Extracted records
"""
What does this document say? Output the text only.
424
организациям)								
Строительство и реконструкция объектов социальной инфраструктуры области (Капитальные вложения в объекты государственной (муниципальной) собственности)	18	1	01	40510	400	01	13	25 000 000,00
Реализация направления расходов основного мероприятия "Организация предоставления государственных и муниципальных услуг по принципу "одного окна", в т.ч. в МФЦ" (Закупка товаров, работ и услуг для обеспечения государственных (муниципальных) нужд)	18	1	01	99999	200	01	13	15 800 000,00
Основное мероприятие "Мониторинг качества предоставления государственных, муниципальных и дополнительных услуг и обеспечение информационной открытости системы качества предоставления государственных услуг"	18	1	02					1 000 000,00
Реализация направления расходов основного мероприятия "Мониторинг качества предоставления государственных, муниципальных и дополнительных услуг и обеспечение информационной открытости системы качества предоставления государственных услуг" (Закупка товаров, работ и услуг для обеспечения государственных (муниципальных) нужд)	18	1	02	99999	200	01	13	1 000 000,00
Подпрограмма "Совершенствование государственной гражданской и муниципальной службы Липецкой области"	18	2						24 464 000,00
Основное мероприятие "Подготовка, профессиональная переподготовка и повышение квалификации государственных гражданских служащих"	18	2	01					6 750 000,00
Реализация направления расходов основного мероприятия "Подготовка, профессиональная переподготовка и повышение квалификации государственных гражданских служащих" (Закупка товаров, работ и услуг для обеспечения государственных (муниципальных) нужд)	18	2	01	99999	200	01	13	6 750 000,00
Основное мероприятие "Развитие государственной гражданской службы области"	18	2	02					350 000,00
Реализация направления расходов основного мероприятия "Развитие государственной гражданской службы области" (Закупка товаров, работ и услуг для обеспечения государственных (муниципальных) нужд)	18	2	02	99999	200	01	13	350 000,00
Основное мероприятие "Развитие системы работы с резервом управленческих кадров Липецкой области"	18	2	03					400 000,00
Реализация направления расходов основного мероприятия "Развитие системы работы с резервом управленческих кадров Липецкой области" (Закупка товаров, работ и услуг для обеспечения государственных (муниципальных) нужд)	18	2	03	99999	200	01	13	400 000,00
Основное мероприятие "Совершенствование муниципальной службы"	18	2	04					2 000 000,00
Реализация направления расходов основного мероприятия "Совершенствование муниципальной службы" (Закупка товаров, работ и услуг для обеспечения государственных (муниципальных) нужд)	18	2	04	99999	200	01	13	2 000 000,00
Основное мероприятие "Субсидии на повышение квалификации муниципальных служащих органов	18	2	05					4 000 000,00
"""
### DIRECTIONS
Copy out all lines where the word "гражданских" appears.

### CORRECT RESPONSE
Основное мероприятие "Подготовка, профессиональная переподготовка и повышение квалификации государственных гражданских служащих"	18	2	01					6 750 000,00
Реализация направления расходов основного мероприятия "Подготовка, профессиональная переподготовка и повышение квалификации государственных гражданских служащих" (Закупка товаров, работ и услуг для обеспечения государственных (муниципальных) нужд)	18	2	01	99999	200	01	13	6 750 000,00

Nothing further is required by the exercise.